AIM OF THE EXERCISE — Retype the material that follows, keeping every word as it is.

DATA EXCERPTS —
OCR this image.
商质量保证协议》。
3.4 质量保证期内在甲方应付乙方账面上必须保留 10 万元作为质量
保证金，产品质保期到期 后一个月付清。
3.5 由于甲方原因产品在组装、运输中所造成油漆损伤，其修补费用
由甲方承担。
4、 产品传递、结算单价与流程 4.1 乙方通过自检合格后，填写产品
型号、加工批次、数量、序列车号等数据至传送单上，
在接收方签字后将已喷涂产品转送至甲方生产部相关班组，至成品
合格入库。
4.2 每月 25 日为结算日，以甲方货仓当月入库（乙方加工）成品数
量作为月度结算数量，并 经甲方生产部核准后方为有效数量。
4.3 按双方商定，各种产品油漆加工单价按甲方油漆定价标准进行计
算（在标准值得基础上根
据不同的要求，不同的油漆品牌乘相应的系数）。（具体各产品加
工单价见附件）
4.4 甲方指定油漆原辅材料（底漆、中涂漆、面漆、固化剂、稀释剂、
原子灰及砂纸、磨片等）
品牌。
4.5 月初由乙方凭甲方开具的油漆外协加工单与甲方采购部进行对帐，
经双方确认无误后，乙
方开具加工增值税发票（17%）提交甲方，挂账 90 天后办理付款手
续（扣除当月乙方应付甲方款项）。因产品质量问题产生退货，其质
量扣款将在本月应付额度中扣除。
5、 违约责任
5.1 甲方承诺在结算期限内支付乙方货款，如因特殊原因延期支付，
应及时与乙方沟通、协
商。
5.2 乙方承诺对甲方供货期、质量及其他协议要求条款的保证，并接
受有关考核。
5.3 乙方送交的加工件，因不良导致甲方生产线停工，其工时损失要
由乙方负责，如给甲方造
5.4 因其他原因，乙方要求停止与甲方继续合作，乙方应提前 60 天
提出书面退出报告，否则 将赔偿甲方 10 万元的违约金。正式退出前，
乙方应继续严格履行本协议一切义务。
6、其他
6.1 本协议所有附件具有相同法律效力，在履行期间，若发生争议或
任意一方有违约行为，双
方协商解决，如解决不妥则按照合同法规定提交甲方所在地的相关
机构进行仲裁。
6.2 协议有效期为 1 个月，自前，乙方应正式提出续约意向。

IN RESPONSE —
OCR this image.
商质量保证协议》。
3.4 质量保证期内在甲方应付乙方账面上必须保留 10 万元作为质量
保证金，产品质保期到期 后一个月付清。
3.5 由于甲方原因产品在组装、运输中所造成油漆损伤，其修补费用
由甲方承担。
4、 产品传递、结算单价与流程 4.1 乙方通过自检合格后，填写产品
型号、加工批次、数量、序列车号等数据至传送单上，
在接收方签字后将已喷涂产品转送至甲方生产部相关班组，至成品
合格入库。
4.2 每月 25 日为结算日，以甲方货仓当月入库（乙方加工）成品数
量作为月度结算数量，并 经甲方生产部核准后方为有效数量。
4.3 按双方商定，各种产品油漆加工单价按甲方油漆定价标准进行计
算（在标准值得基础上根
据不同的要求，不同的油漆品牌乘相应的系数）。（具体各产品加
工单价见附件）
4.4 甲方指定油漆原辅材料（底漆、中涂漆、面漆、固化剂、稀释剂、
原子灰及砂纸、磨片等）
品牌。
4.5 月初由乙方凭甲方开具的油漆外协加工单与甲方采购部进行对帐，
经双方确认无误后，乙
方开具加工增值税发票（17%）提交甲方，挂账 90 天后办理付款手
续（扣除当月乙方应付甲方款项）。因产品质量问题产生退货，其质
量扣款将在本月应付额度中扣除。
5、 违约责任
5.1 甲方承诺在结算期限内支付乙方货款，如因特殊原因延期支付，
应及时与乙方沟通、协
商。
5.2 乙方承诺对甲方供货期、质量及其他协议要求条款的保证，并接
受有关考核。
5.3 乙方送交的加工件，因不良导致甲方生产线停工，其工时损失要
由乙方负责，如给甲方造
5.4 因其他原因，乙方要求停止与甲方继续合作，乙方应提前 60 天
提出书面退出报告，否则 将赔偿甲方 10 万元的违约金。正式退出前，
乙方应继续严格履行本协议一切义务。
6、其他
6.1 本协议所有附件具有相同法律效力，在履行期间，若发生争议或
任意一方有违约行为，双
方协商解决，如解决不妥则按照合同法规定提交甲方所在地的相关
机构进行仲裁。
6.2 协议有效期为 1 个月，自前，乙方应正式提出续约意向。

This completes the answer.